start Dataset

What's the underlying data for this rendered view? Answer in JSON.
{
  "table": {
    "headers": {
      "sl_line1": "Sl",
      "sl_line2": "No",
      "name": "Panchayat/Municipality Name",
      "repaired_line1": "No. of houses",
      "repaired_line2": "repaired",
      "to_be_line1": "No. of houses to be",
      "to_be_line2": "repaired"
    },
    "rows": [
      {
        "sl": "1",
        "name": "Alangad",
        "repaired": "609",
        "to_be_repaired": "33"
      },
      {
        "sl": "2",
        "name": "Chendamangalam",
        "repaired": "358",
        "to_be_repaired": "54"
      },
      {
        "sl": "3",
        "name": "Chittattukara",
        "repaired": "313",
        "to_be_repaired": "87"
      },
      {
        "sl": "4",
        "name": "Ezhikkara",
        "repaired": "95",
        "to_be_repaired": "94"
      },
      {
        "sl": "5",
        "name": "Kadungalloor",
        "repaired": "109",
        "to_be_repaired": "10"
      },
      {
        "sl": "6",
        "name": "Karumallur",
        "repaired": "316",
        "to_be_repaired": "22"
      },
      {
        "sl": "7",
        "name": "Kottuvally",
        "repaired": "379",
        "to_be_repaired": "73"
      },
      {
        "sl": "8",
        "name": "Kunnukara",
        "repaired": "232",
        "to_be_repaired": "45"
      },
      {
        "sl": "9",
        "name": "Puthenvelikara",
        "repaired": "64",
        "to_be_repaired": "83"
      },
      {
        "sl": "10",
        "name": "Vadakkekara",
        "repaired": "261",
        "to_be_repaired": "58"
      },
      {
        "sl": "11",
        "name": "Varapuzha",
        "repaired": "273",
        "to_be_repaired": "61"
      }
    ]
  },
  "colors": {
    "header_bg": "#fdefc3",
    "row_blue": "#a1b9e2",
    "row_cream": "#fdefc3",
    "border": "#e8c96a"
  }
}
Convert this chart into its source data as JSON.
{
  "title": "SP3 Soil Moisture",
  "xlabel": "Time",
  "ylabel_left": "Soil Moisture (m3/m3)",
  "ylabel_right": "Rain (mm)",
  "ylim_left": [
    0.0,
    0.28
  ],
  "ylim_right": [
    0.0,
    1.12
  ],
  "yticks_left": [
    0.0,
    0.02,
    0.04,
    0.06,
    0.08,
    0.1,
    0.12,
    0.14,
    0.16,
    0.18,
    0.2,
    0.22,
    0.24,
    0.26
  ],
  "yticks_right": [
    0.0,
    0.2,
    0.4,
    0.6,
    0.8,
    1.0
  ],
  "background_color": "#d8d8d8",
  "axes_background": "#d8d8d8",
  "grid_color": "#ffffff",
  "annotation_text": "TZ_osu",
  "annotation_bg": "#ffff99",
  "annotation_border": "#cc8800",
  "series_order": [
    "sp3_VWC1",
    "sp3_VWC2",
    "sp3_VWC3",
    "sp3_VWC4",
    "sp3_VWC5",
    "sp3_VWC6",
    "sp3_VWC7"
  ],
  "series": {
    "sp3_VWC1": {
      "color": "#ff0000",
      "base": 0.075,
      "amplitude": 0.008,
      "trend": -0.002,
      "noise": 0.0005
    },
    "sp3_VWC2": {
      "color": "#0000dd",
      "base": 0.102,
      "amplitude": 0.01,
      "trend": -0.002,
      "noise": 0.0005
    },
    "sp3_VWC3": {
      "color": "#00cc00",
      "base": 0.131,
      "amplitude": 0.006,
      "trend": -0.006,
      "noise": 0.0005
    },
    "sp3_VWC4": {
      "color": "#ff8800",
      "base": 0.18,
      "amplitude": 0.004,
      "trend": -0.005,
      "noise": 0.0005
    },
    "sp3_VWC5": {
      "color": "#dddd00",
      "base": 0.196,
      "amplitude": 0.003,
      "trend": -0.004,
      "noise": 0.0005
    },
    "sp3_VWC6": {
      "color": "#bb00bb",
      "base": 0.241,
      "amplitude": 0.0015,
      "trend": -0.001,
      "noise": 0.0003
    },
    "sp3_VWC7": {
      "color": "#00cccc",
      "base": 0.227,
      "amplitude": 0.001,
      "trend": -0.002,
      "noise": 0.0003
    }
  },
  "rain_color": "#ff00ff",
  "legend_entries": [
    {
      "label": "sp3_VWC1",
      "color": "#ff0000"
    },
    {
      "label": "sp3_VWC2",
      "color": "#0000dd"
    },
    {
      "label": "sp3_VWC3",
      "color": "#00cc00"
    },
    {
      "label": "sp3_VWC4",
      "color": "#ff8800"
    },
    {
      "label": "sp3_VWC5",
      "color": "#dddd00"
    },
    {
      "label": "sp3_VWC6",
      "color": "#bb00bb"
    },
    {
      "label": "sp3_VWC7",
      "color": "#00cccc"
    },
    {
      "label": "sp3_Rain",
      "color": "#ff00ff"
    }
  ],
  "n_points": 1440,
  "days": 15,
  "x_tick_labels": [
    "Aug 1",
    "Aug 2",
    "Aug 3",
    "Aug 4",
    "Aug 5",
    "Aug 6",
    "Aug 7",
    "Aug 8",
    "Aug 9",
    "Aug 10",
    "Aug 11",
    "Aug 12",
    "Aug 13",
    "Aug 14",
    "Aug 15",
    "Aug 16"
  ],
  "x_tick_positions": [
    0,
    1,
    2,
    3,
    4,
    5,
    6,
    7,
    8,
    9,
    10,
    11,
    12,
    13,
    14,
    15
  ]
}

end Dataset

The problem » Gather all the lines that include the word "houses" and copy them out.

Reply »
      "repaired_line1": "No. of houses",
      "to_be_line1": "No. of houses to be",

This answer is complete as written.